Challenge:
Separate out the lines that hold "cuenca".
[Begin Excerpted records]
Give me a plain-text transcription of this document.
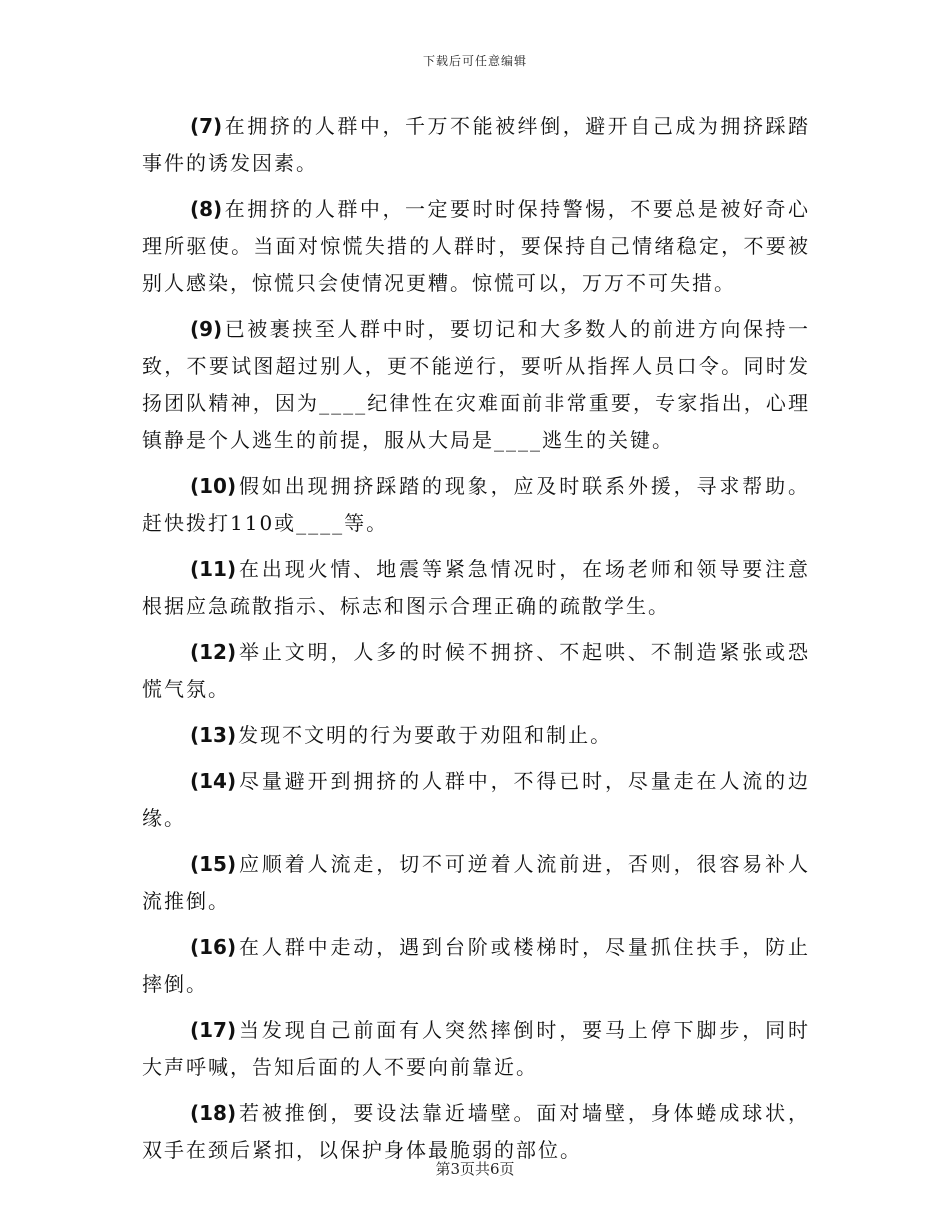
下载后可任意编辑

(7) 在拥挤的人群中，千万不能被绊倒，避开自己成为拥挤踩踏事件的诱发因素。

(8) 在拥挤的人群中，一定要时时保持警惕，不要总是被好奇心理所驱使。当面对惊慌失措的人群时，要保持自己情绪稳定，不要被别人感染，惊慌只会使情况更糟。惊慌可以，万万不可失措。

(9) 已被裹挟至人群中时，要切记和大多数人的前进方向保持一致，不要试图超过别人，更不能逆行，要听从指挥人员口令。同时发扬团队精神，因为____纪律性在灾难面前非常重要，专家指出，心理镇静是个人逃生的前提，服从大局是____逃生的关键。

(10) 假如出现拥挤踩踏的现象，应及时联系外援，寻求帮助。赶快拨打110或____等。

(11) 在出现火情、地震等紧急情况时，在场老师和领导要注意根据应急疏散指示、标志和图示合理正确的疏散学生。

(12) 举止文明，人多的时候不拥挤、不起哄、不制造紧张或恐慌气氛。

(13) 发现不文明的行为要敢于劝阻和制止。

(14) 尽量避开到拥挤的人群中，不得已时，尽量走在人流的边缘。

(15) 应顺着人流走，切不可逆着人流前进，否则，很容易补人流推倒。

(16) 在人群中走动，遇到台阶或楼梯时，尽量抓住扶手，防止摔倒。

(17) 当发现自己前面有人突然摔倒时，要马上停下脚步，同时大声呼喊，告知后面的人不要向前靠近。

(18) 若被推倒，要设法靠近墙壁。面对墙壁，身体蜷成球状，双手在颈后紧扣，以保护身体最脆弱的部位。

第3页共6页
[End Excerpted records]
[Begin Excerpted records]
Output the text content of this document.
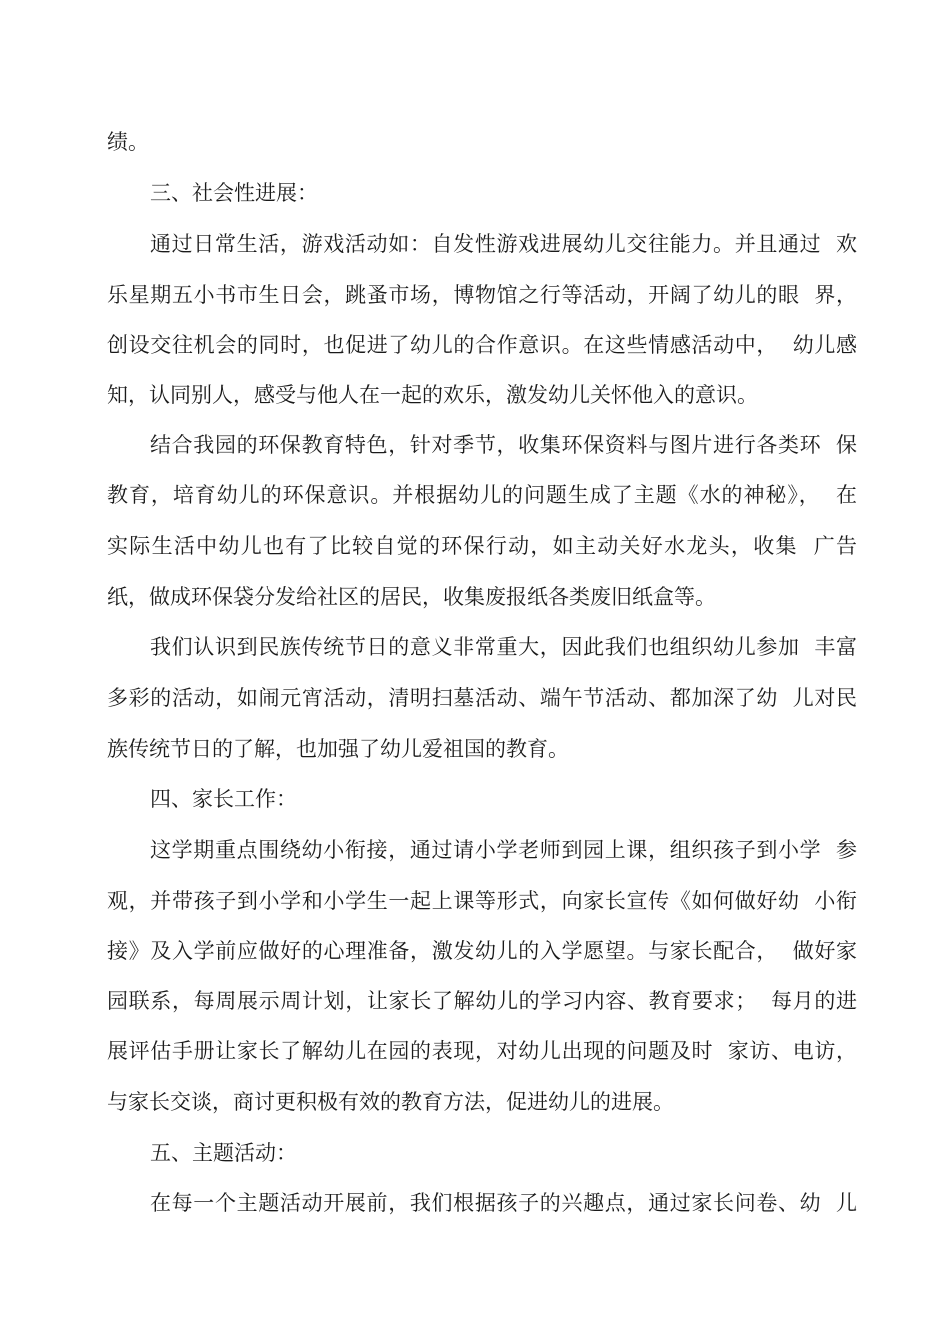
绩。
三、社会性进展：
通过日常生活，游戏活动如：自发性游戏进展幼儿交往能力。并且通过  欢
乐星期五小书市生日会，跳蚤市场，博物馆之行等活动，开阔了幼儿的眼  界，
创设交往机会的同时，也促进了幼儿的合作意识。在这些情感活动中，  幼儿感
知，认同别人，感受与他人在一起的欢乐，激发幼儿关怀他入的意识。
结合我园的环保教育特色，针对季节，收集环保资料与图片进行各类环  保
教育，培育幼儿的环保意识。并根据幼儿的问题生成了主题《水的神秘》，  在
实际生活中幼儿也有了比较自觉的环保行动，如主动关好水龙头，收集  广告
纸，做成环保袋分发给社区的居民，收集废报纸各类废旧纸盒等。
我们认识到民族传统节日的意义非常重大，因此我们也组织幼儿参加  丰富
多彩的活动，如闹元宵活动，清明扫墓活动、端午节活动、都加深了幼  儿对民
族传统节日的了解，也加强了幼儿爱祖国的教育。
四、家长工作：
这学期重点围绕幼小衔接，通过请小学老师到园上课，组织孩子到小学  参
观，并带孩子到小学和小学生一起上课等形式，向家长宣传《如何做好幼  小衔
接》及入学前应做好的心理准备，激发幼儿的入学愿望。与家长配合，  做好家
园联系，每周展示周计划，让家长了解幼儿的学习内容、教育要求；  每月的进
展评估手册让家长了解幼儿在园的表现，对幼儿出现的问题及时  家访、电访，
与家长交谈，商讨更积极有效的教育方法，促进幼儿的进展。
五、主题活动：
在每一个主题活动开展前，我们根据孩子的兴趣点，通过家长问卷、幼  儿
[End Excerpted records]
[Begin Excerpted records]
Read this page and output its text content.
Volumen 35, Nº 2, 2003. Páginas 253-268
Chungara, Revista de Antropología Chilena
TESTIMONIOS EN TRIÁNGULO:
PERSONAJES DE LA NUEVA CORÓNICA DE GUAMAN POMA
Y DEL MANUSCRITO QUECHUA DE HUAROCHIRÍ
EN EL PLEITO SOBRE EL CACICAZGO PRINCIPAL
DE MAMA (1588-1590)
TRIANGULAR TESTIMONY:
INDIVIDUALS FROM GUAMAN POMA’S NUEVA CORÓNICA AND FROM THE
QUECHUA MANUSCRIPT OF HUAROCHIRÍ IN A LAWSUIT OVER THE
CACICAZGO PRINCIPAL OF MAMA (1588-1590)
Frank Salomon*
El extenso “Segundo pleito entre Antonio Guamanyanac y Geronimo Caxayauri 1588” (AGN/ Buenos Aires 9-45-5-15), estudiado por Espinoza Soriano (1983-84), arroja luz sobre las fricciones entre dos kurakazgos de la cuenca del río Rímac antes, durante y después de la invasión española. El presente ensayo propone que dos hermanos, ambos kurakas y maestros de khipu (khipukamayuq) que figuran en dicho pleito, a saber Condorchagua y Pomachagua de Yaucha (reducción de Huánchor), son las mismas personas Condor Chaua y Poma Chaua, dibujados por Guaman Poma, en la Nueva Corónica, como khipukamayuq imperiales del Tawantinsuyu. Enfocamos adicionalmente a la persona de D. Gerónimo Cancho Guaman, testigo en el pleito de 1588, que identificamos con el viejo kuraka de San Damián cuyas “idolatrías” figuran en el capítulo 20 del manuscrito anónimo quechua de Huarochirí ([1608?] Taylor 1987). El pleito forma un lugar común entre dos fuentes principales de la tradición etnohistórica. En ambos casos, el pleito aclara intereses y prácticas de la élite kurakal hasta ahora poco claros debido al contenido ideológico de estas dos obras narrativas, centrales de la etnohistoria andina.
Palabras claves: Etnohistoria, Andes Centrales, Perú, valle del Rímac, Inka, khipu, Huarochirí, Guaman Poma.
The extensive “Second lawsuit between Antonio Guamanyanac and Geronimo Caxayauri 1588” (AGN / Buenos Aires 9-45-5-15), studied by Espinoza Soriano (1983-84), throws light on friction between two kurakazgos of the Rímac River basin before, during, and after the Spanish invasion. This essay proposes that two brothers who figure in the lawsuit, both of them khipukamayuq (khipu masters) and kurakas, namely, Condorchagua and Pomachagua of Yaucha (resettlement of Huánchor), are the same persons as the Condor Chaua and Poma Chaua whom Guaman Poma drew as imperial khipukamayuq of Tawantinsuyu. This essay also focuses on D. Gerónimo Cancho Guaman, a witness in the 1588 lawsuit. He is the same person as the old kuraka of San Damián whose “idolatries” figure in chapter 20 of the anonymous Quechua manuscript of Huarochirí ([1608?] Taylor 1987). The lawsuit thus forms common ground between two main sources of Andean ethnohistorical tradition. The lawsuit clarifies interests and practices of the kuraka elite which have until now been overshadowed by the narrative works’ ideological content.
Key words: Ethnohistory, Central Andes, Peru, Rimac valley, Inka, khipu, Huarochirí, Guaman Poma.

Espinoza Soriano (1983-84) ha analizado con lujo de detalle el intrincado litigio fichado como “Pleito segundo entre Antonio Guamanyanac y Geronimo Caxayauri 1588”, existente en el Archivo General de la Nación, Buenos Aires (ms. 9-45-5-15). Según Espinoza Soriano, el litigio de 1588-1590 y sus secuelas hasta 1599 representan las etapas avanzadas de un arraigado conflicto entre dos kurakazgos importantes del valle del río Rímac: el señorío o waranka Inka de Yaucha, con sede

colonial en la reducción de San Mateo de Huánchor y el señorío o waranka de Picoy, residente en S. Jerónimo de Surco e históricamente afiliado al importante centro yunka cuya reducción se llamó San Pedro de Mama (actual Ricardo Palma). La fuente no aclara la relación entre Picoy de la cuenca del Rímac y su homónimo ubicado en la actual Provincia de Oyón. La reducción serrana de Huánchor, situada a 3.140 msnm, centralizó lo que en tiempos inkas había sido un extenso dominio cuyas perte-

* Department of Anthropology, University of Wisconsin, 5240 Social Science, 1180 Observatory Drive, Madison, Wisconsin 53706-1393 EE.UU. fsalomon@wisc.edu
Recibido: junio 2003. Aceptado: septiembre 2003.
[End Excerpted records]
Written response:
El extenso “Segundo pleito entre Antonio Guamanyanac y Geronimo Caxayauri 1588” (AGN/ Buenos Aires 9-45-5-15), estudiado por Espinoza Soriano (1983-84), arroja luz sobre las fricciones entre dos kurakazgos de la cuenca del río Rímac antes, durante y después de la invasión española. El presente ensayo propone que dos hermanos, ambos kurakas y maestros de khipu (khipukamayuq) que figuran en dicho pleito, a saber Condorchagua y Pomachagua de Yaucha (reducción de Huánchor), son las mismas personas Condor Chaua y Poma Chaua, dibujados por Guaman Poma, en la Nueva Corónica, como khipukamayuq imperiales del Tawantinsuyu. Enfocamos adicionalmente a la persona de D. Gerónimo Cancho Guaman, testigo en el pleito de 1588, que identificamos con el viejo kuraka de San Damián cuyas “idolatrías” figuran en el capítulo 20 del manuscrito anónimo quechua de Huarochirí ([1608?] Taylor 1987). El pleito forma un lugar común entre dos fuentes principales de la tradición etnohistórica. En ambos casos, el pleito aclara intereses y prácticas de la élite kurakal hasta ahora poco claros debido al contenido ideológico de estas dos obras narrativas, centrales de la etnohistoria andina.
colonial en la reducción de San Mateo de Huánchor y el señorío o waranka de Picoy, residente en S. Jerónimo de Surco e históricamente afiliado al importante centro yunka cuya reducción se llamó San Pedro de Mama (actual Ricardo Palma). La fuente no aclara la relación entre Picoy de la cuenca del Rímac y su homónimo ubicado en la actual Provincia de Oyón. La reducción serrana de Huánchor, situada a 3.140 msnm, centralizó lo que en tiempos inkas había sido un extenso dominio cuyas perte-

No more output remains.